__EXCERPTED TEXT__:
I just use egg whites, either seperate them myself or buy cartons. Add my own yolks. Egg beaters are $$$$


----------



## sara (Aug 29, 2004)

Do you cook them or just use it raw for the pudding?


----------



## jaim91 (Aug 30, 2004)

How do you make the pudding? What pudding?


----------



## atherjen (Aug 30, 2004)

Sara, I dont put egg beaters in my pudding.. I use "BEATERS" to mix it!  hehe my mistake I should have clarified better! 

Jaim, I just make a pudding out of cottage cheese. Sometimes Ill add some sweet potato and sugarfree buttscotch pudding powder w.cinnamon. Or sometimes add lowcarb yogurt w. vanilla pudding mix and add in berries. Or add in peanut butter with any flavour pudding mix, banana was good.


----------



## MTN WARRIOR (Sep 6, 2004)

Tom_B said:
			
		

> that sounds good too right now I'm eating like 8 eggwhites a day, so that would be good to mix up the flavour thanks



Tom,

Could you stop responding to everyone that gives you an idea, every freaking time?  You make the thread way too long just saying "thanks, I'll try that".  Usually you ask a question and thank everyone once it appears to be answered fully.  That way others can read it without having to read your "thanks" every other time.  It's annoying.  Appreciate the sentiment though.    Thanks.


----------



## Tom_B (Sep 6, 2004)

Well how was I suppos to know anymore people were going to keep responding, all i needed was one snack, so after some agve me one I said thanks and thought that would be the end of the thread but poeple kept giving me more and I didn't want to be rude, I thought the thread was gonna stop everytime someone gave me another 1.
And BTW don't post in threads that are long done, it's annoying


----------



## SJA (Feb 4, 2005)

Mix oats with egg whites.  Cook them in a frying pan.  Add cinnimon, Splenda (for brain damage) and SF syrup.....mmmm....waffle run-off


----------

__GIVEN PROBLEM 1__: In the forum thread, what does atherjen make pudding out of?
The rows have no connection to the forum thread.

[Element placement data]

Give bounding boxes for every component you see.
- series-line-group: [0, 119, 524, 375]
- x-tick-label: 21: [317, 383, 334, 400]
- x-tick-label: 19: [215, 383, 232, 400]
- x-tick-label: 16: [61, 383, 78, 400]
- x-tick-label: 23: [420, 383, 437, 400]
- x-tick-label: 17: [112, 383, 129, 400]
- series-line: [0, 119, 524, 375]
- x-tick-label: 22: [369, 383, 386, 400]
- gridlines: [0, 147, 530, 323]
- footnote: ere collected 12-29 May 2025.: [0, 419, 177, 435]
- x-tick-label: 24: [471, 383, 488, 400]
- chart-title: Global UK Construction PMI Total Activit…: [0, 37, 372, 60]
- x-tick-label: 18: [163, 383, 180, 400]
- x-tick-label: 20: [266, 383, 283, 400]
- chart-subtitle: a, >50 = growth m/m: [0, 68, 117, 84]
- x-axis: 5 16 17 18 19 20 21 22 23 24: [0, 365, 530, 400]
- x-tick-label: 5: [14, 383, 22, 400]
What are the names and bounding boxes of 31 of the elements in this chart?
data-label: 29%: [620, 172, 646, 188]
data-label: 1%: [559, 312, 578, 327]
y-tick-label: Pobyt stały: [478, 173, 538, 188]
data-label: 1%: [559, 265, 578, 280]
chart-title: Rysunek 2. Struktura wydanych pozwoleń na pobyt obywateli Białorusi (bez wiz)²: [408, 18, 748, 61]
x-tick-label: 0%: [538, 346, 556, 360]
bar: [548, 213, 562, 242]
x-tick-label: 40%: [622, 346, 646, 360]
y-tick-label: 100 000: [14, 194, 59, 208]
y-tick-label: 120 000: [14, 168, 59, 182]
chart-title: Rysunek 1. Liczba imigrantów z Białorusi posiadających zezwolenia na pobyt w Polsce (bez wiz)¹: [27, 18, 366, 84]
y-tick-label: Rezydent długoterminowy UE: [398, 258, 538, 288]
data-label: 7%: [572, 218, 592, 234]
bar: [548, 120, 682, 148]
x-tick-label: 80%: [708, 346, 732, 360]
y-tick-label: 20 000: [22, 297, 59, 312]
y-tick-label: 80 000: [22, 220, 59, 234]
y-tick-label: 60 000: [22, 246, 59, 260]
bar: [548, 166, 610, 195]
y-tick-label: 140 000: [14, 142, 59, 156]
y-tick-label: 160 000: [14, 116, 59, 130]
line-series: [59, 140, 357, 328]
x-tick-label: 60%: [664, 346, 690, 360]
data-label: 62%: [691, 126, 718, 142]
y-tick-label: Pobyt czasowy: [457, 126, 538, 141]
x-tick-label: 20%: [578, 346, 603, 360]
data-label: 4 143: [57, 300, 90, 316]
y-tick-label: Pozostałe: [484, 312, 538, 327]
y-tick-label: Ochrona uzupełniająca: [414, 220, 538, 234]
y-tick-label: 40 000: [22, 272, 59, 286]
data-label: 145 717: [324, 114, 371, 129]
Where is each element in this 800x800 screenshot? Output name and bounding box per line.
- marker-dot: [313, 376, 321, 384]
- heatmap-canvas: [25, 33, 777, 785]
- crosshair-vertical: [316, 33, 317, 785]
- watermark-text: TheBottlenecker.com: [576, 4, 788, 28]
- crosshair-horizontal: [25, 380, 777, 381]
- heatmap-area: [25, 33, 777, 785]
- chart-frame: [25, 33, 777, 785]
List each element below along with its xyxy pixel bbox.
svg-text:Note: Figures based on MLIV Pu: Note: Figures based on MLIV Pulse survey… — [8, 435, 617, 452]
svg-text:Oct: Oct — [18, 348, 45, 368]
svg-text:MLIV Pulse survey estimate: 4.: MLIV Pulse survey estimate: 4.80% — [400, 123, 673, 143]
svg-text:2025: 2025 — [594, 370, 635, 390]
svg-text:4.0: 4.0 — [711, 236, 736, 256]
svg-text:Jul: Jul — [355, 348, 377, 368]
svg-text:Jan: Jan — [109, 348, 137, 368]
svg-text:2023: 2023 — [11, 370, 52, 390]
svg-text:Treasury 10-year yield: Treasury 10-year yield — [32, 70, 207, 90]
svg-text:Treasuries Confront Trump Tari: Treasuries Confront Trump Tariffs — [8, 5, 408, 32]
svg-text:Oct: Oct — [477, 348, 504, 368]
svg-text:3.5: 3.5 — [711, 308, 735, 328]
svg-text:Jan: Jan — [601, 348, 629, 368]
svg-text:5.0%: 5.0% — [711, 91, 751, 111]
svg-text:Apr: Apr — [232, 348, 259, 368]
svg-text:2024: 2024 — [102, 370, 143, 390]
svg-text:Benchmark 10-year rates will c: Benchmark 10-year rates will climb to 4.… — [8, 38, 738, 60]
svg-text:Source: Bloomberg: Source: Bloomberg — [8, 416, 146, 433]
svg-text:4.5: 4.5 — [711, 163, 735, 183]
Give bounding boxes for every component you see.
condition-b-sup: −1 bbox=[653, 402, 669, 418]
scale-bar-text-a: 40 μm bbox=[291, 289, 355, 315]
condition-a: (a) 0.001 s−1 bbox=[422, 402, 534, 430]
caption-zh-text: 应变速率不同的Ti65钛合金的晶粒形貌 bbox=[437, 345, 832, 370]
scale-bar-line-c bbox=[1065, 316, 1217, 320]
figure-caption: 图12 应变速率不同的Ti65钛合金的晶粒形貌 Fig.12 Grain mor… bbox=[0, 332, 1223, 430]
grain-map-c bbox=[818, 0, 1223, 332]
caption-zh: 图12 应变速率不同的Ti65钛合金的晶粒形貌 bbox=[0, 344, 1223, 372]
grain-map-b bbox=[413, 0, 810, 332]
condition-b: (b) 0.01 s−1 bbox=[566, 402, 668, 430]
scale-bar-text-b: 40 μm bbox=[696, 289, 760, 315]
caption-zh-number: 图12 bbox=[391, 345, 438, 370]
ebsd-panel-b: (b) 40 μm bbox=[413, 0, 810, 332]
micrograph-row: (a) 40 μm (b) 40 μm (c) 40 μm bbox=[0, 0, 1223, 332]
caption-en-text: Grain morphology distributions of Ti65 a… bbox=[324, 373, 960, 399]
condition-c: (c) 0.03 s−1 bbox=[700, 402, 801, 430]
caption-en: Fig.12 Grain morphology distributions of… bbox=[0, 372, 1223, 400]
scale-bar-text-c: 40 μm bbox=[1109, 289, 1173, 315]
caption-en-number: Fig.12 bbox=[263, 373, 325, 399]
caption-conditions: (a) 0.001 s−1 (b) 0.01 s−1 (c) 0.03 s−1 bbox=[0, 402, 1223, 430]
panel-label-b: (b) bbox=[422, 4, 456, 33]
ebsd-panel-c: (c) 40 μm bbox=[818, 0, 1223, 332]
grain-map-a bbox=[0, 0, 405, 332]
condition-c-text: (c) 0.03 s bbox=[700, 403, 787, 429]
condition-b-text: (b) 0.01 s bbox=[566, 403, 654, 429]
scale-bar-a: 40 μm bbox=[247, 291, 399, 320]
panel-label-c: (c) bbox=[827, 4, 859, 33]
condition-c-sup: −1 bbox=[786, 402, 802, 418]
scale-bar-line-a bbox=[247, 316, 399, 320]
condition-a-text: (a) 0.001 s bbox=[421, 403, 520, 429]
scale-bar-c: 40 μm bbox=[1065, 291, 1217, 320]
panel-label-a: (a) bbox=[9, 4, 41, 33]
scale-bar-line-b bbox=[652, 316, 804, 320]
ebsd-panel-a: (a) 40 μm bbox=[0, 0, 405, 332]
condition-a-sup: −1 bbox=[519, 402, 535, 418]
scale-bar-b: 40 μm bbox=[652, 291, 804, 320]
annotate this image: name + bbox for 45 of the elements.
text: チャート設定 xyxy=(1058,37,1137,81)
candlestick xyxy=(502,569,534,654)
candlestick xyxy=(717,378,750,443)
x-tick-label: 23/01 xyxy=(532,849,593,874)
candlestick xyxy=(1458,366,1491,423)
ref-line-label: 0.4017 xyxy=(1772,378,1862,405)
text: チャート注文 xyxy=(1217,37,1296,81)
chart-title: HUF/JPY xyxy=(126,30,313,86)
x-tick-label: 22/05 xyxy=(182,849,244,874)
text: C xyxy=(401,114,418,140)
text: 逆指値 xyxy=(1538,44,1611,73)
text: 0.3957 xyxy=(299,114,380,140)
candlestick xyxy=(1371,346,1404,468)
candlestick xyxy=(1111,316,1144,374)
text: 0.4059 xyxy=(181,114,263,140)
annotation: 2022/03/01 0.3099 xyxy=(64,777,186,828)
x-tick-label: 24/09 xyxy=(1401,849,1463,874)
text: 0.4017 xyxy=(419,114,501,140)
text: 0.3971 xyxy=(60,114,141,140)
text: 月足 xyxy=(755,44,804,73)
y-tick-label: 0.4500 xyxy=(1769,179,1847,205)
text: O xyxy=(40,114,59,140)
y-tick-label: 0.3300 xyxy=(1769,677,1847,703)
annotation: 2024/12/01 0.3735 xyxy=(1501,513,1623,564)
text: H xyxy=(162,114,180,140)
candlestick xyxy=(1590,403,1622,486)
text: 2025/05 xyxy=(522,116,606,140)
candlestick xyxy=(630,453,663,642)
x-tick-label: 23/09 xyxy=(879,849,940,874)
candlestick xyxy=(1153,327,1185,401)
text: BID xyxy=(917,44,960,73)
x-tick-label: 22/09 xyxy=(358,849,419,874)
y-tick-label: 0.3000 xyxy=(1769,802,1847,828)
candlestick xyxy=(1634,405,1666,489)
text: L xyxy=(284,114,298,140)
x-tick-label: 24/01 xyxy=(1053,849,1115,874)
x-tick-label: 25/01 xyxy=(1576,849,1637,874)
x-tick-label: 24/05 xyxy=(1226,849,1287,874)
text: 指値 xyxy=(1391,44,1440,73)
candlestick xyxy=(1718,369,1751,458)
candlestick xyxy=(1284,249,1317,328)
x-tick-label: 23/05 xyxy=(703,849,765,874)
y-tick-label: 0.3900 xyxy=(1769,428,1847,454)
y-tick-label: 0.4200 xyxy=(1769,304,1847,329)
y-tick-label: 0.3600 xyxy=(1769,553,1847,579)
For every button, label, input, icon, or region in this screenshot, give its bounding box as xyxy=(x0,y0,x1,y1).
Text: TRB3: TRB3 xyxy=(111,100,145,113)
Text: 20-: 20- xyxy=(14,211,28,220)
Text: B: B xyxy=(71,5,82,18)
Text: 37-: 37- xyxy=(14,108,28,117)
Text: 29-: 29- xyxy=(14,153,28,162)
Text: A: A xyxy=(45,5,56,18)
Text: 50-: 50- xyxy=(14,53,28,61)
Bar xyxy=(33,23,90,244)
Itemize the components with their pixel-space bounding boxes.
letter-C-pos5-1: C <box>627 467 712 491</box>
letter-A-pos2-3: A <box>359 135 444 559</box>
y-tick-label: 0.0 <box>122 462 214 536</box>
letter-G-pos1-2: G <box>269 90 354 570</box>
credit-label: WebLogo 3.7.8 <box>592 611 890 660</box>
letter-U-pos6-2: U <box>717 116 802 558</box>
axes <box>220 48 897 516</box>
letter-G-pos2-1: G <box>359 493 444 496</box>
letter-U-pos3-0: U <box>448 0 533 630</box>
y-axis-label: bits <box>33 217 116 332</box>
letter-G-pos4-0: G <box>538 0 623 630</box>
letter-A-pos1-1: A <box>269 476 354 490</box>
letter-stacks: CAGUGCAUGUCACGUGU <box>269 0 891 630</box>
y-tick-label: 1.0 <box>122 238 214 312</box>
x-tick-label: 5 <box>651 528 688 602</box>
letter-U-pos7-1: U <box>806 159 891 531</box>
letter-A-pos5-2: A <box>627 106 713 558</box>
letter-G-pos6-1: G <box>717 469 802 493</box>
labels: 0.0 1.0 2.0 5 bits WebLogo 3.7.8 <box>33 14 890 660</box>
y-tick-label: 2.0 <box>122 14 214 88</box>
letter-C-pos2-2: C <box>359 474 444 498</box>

__GIVEN PROBLEM 2__: Write out again everything in the rows from the first line down to the line containing "y-tick-label: 120 000: [14, 168, 59, 182]", with both of those lines included.

__FULL OUTPUT 1__: Cottage cheese.

__FULL OUTPUT 2__:
Give bounding boxes for every component you see.
- series-line-group: [0, 119, 524, 375]
- x-tick-label: 21: [317, 383, 334, 400]
- x-tick-label: 19: [215, 383, 232, 400]
- x-tick-label: 16: [61, 383, 78, 400]
- x-tick-label: 23: [420, 383, 437, 400]
- x-tick-label: 17: [112, 383, 129, 400]
- series-line: [0, 119, 524, 375]
- x-tick-label: 22: [369, 383, 386, 400]
- gridlines: [0, 147, 530, 323]
- footnote: ere collected 12-29 May 2025.: [0, 419, 177, 435]
- x-tick-label: 24: [471, 383, 488, 400]
- chart-title: Global UK Construction PMI Total Activit…: [0, 37, 372, 60]
- x-tick-label: 18: [163, 383, 180, 400]
- x-tick-label: 20: [266, 383, 283, 400]
- chart-subtitle: a, >50 = growth m/m: [0, 68, 117, 84]
- x-axis: 5 16 17 18 19 20 21 22 23 24: [0, 365, 530, 400]
- x-tick-label: 5: [14, 383, 22, 400]
What are the names and bounding boxes of 31 of the elements in this chart?
data-label: 29%: [620, 172, 646, 188]
data-label: 1%: [559, 312, 578, 327]
y-tick-label: Pobyt stały: [478, 173, 538, 188]
data-label: 1%: [559, 265, 578, 280]
chart-title: Rysunek 2. Struktura wydanych pozwoleń na pobyt obywateli Białorusi (bez wiz)²: [408, 18, 748, 61]
x-tick-label: 0%: [538, 346, 556, 360]
bar: [548, 213, 562, 242]
x-tick-label: 40%: [622, 346, 646, 360]
y-tick-label: 100 000: [14, 194, 59, 208]
y-tick-label: 120 000: [14, 168, 59, 182]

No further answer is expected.